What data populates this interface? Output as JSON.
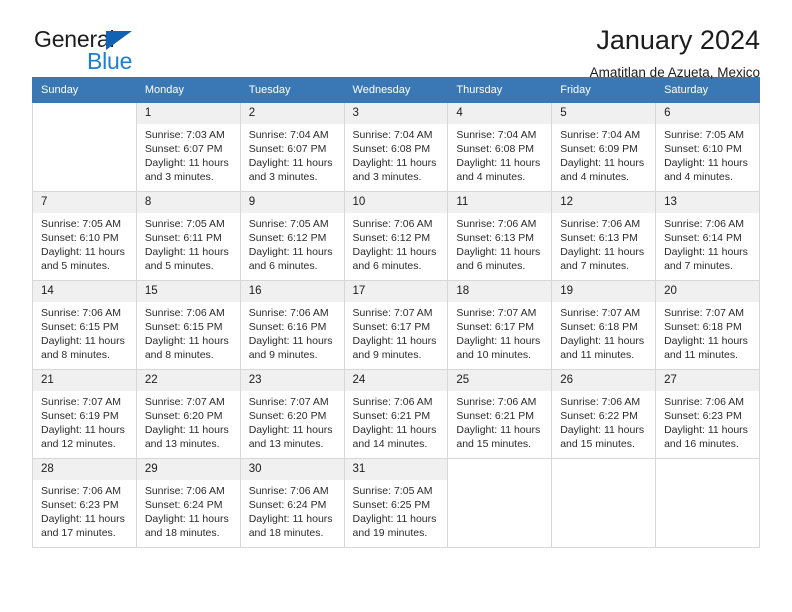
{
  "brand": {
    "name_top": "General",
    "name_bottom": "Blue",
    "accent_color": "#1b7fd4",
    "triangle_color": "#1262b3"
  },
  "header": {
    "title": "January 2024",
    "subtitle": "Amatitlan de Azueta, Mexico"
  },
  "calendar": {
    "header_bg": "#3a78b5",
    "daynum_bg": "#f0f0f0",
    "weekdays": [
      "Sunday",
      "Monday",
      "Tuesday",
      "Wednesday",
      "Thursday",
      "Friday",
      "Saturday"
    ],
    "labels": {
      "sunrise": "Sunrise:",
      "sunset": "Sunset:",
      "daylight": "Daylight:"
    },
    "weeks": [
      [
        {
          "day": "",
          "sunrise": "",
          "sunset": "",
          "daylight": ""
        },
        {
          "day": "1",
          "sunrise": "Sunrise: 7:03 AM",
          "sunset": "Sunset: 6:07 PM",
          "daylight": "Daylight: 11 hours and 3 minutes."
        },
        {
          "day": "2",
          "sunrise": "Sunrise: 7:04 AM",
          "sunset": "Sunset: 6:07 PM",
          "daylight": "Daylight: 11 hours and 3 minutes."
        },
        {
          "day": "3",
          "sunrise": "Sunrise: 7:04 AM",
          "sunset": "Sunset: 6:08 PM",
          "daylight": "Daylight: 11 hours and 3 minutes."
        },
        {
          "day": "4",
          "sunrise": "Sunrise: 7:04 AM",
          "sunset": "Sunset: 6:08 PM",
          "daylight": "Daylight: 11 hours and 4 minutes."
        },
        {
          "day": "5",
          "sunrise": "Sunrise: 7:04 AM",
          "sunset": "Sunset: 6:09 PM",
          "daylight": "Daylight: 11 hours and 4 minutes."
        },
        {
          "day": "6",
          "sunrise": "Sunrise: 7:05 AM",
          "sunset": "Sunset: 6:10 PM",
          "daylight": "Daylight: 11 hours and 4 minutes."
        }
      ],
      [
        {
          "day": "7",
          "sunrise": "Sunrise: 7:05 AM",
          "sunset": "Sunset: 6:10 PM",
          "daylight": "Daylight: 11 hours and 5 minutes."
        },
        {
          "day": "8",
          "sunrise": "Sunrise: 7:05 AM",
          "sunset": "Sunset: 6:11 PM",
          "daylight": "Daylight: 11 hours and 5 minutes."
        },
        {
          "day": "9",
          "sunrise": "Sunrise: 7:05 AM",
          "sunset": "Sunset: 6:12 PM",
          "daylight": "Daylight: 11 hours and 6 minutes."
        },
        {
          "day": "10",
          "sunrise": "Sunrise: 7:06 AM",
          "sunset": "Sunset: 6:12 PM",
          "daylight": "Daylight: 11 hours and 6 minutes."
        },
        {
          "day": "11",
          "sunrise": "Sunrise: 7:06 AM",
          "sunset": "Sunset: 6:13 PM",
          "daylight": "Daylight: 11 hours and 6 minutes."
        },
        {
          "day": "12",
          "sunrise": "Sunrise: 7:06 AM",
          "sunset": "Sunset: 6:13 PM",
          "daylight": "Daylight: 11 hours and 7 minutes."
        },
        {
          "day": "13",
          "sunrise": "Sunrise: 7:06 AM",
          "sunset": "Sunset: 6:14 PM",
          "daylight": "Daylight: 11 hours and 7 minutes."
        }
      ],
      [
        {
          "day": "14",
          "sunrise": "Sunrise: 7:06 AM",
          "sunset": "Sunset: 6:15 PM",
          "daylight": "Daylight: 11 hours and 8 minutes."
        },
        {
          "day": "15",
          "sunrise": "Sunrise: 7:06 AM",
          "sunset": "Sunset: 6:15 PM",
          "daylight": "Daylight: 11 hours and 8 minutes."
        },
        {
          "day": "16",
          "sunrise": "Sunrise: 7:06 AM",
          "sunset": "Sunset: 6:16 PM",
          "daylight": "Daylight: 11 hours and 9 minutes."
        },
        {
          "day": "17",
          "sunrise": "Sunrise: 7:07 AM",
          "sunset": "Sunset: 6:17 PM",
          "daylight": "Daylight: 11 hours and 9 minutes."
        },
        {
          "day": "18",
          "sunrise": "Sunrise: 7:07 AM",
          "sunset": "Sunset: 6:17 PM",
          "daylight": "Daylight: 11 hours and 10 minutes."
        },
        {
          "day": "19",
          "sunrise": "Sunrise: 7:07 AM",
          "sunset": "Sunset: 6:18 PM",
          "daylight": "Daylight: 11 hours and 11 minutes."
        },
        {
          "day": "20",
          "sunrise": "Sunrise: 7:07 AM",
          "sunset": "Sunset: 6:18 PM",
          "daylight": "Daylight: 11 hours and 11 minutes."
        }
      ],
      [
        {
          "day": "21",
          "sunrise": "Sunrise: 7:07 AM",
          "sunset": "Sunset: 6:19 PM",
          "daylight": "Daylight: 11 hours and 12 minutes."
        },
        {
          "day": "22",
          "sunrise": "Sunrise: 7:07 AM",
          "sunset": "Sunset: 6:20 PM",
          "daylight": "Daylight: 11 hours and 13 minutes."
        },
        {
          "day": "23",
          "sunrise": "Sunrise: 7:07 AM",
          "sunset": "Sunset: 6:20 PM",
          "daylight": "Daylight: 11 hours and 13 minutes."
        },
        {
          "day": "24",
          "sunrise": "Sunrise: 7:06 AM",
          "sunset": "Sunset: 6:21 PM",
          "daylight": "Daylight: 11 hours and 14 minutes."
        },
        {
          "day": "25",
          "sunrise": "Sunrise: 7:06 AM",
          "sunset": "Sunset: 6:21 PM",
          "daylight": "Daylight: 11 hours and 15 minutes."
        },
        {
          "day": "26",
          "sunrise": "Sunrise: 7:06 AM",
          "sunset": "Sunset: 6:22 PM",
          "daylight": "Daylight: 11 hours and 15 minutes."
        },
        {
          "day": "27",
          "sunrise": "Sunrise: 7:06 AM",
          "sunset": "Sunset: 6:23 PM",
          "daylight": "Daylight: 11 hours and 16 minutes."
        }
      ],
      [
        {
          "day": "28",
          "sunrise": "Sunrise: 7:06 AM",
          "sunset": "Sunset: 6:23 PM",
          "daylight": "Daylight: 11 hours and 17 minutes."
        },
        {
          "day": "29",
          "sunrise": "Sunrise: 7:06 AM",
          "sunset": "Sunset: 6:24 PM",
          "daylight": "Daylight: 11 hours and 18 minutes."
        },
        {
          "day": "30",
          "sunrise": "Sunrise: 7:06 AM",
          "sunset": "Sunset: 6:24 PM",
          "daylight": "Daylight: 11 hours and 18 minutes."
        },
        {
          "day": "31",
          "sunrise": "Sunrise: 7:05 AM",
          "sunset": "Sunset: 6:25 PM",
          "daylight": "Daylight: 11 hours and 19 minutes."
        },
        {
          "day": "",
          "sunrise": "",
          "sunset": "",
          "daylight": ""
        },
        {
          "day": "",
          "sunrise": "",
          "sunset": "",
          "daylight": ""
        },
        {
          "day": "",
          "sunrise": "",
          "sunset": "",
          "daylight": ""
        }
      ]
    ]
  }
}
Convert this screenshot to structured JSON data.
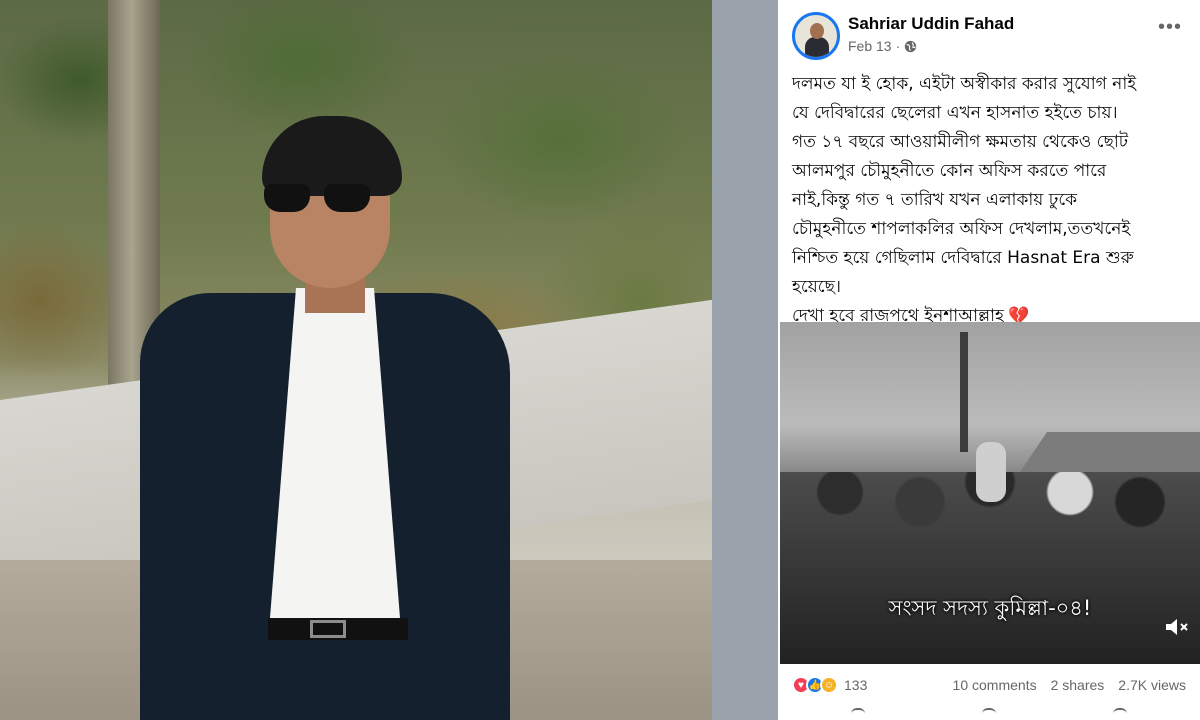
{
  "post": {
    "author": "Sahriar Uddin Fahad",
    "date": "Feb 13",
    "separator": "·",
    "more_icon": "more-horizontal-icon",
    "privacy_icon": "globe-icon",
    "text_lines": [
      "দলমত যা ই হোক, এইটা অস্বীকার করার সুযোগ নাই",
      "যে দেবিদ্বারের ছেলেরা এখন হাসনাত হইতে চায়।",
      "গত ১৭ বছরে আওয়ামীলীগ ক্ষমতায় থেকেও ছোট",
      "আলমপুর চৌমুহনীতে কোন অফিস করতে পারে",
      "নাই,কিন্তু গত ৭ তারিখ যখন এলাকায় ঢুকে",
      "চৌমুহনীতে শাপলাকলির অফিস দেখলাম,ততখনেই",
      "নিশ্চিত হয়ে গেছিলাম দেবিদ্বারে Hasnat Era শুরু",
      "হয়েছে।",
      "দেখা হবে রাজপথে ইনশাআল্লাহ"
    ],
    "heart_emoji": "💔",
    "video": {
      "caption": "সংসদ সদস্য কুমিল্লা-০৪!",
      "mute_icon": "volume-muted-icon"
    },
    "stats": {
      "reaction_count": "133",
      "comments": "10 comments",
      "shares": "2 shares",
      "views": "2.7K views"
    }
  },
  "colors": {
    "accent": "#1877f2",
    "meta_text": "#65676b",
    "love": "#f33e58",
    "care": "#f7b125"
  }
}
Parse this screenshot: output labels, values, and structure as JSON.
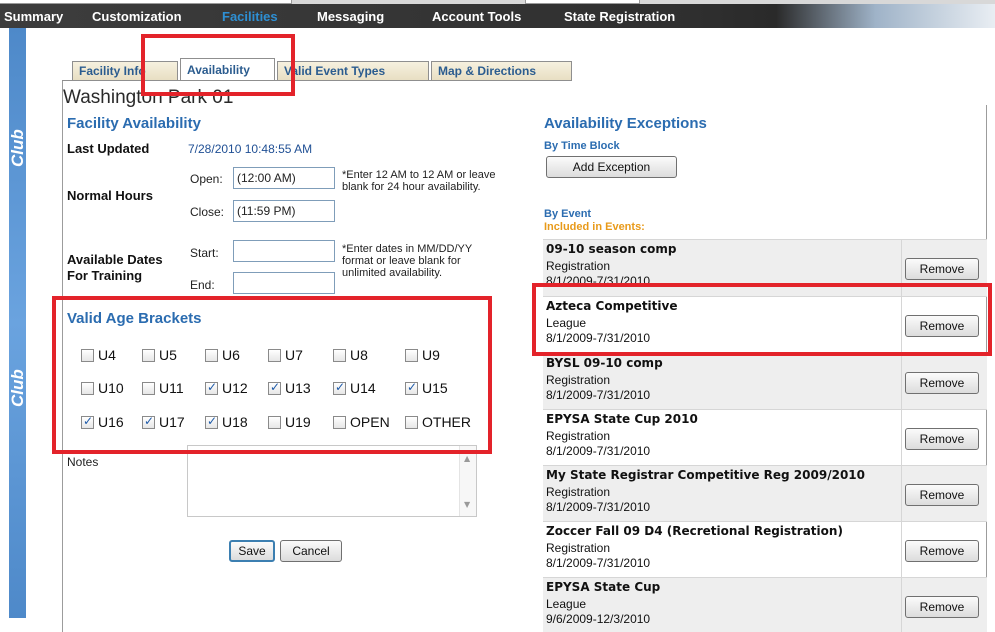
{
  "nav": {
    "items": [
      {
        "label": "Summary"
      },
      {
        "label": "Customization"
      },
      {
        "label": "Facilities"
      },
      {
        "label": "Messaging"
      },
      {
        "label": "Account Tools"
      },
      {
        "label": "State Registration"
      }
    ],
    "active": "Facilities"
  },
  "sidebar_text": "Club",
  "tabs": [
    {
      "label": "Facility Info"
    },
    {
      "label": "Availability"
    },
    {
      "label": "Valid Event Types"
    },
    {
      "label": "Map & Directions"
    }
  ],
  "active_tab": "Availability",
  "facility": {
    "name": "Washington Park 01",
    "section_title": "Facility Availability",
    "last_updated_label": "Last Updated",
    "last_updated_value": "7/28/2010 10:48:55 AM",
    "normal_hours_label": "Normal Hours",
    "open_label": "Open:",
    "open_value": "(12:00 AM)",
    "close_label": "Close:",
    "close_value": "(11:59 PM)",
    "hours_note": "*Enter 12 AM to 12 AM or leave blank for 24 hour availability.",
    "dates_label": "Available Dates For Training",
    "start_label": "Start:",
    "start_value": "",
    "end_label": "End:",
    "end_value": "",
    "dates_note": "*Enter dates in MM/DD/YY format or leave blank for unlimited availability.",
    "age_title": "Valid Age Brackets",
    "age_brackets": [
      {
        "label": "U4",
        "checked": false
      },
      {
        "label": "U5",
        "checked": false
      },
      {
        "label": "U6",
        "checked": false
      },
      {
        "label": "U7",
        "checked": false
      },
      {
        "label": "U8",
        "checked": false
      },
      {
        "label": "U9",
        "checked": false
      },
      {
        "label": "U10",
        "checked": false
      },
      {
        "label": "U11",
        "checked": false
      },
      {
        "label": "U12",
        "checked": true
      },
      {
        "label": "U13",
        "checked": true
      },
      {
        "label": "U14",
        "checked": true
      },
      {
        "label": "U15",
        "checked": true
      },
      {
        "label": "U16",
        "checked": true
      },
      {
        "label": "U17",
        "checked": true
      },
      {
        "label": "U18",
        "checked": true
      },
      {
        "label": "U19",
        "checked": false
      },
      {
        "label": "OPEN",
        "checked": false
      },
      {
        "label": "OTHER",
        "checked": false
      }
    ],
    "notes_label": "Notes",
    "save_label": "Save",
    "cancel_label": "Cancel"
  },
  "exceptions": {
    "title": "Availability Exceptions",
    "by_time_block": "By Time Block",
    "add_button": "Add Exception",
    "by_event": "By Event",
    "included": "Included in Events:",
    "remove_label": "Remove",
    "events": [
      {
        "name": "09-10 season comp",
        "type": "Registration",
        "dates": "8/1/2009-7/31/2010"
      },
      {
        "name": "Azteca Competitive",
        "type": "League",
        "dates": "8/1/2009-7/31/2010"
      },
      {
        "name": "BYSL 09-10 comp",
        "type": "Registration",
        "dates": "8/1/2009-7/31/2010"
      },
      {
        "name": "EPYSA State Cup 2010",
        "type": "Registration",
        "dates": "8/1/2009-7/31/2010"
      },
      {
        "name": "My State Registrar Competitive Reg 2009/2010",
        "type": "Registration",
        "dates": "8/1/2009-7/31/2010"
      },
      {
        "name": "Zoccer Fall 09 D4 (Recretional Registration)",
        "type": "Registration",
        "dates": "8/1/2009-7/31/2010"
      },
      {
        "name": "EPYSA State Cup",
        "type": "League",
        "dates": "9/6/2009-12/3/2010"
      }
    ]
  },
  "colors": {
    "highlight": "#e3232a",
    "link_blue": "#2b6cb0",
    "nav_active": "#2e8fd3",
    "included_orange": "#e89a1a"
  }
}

• **The task**:
Look for the word "labels" in every line of the listing and copy the lines that have it.

• **Answer to this task**:
    "labels": {
Parse this screenshot: output labels, values, and structure as JSON.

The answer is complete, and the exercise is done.